EXERCISE AIM: Look through the data below and return each line where "temblores" appears.

Extracted records:
========
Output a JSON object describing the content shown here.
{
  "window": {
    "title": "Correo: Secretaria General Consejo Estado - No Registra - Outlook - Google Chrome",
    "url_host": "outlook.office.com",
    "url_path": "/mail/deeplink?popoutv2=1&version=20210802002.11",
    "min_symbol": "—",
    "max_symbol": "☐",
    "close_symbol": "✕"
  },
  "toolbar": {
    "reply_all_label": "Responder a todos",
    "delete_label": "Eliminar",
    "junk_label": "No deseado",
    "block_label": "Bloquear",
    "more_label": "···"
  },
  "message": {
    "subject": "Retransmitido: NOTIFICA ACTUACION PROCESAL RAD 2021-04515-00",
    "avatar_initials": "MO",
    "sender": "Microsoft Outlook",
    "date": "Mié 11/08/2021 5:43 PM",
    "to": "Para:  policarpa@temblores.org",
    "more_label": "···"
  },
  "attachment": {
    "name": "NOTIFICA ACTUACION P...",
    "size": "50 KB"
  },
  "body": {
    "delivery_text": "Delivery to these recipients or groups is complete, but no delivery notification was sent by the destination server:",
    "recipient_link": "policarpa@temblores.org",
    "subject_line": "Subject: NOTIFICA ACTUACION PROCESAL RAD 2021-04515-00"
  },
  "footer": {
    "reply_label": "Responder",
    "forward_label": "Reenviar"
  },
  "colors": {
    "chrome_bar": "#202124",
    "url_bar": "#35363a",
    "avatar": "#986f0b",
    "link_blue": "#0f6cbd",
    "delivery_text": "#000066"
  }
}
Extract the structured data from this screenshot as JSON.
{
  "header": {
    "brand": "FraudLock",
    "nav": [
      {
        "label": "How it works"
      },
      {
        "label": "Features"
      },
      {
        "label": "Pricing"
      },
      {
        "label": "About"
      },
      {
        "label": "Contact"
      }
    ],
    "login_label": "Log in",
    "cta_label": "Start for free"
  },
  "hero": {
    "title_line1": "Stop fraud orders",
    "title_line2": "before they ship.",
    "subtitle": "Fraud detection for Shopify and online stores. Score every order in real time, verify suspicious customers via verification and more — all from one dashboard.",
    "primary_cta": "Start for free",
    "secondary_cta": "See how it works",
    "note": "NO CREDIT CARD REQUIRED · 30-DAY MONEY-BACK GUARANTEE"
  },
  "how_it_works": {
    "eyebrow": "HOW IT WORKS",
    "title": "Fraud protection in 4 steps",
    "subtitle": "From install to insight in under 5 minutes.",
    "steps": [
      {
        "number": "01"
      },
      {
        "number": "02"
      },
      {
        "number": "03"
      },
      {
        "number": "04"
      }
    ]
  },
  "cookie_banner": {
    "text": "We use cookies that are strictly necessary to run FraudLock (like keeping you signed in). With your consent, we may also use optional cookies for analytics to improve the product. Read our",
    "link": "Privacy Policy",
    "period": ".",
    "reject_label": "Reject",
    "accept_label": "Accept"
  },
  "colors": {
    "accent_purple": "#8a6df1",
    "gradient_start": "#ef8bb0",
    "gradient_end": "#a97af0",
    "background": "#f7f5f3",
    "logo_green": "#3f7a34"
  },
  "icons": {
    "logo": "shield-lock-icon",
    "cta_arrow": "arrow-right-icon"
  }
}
========
OUTPUT FOR THIS TASK:
    "to": "Para:  policarpa@temblores.org",
    "recipient_link": "policarpa@temblores.org",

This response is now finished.